## Exercise instructions
Copy out each line that includes the word "structured".

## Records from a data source
____

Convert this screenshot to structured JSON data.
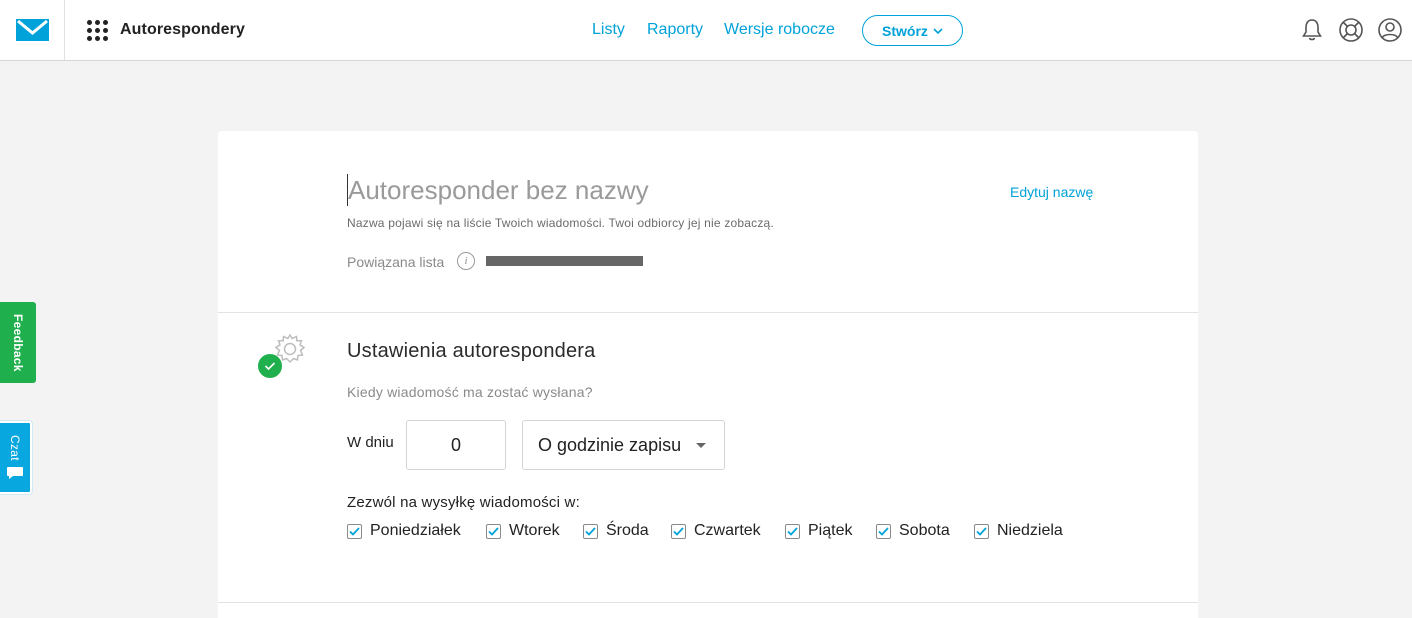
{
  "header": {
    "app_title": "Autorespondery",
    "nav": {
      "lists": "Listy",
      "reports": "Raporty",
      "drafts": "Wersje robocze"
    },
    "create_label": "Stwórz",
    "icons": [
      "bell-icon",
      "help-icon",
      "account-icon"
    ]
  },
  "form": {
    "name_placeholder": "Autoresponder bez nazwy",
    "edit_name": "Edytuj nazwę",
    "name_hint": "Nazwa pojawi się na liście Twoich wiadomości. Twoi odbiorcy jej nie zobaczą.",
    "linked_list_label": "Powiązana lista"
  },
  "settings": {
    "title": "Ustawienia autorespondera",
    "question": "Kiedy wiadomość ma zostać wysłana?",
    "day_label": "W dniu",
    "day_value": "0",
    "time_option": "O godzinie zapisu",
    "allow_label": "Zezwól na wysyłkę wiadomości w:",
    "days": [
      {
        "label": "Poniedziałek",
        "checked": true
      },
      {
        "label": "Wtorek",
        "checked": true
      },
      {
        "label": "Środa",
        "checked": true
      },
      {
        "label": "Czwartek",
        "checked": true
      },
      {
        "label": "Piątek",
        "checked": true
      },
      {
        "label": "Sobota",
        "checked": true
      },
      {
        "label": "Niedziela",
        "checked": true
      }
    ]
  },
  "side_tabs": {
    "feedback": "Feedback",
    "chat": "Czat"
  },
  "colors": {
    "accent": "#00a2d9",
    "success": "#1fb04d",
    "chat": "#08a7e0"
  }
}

____

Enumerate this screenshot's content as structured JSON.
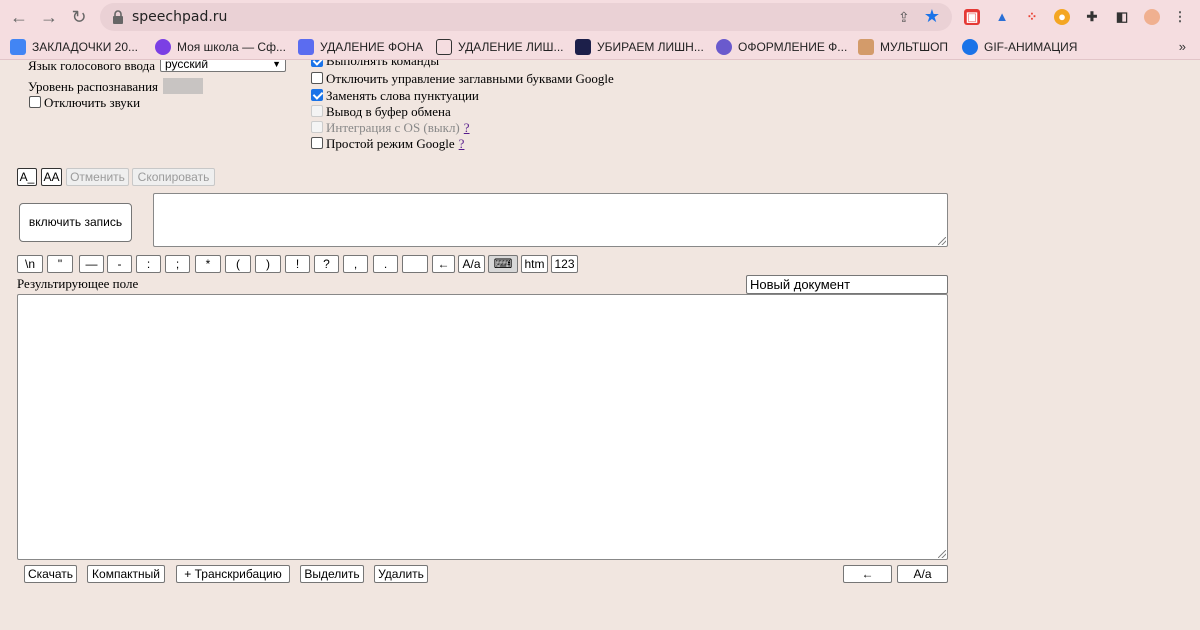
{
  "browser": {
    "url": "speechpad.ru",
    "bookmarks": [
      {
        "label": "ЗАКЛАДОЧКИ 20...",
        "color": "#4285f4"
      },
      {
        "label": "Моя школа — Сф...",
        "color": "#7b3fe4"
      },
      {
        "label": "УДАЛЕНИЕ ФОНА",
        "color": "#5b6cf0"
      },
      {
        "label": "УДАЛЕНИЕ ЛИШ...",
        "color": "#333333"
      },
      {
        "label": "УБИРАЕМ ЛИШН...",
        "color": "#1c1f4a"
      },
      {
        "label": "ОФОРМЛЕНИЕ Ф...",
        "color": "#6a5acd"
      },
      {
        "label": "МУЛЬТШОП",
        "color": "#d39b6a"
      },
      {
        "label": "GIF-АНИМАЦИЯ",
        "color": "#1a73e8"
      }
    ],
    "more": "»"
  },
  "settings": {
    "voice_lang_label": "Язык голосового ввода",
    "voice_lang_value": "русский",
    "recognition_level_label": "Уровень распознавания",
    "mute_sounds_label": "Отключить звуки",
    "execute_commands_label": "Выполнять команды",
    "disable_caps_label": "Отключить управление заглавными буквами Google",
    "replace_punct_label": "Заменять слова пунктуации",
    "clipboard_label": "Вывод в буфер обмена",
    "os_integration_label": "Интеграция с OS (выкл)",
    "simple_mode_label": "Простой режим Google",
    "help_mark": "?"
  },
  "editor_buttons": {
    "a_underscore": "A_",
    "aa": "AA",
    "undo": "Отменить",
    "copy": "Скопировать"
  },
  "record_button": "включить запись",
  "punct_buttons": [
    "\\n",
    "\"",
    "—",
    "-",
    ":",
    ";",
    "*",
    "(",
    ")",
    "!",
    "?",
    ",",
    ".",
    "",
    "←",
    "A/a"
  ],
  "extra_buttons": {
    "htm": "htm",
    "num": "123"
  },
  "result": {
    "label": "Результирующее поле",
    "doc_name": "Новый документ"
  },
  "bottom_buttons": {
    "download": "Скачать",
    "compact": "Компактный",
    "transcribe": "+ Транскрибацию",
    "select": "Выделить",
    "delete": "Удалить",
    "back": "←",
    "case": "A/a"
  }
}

____

## Response to this task
Convert this screenshot to structured JSON data.
Enumerate this screenshot's content as structured JSON.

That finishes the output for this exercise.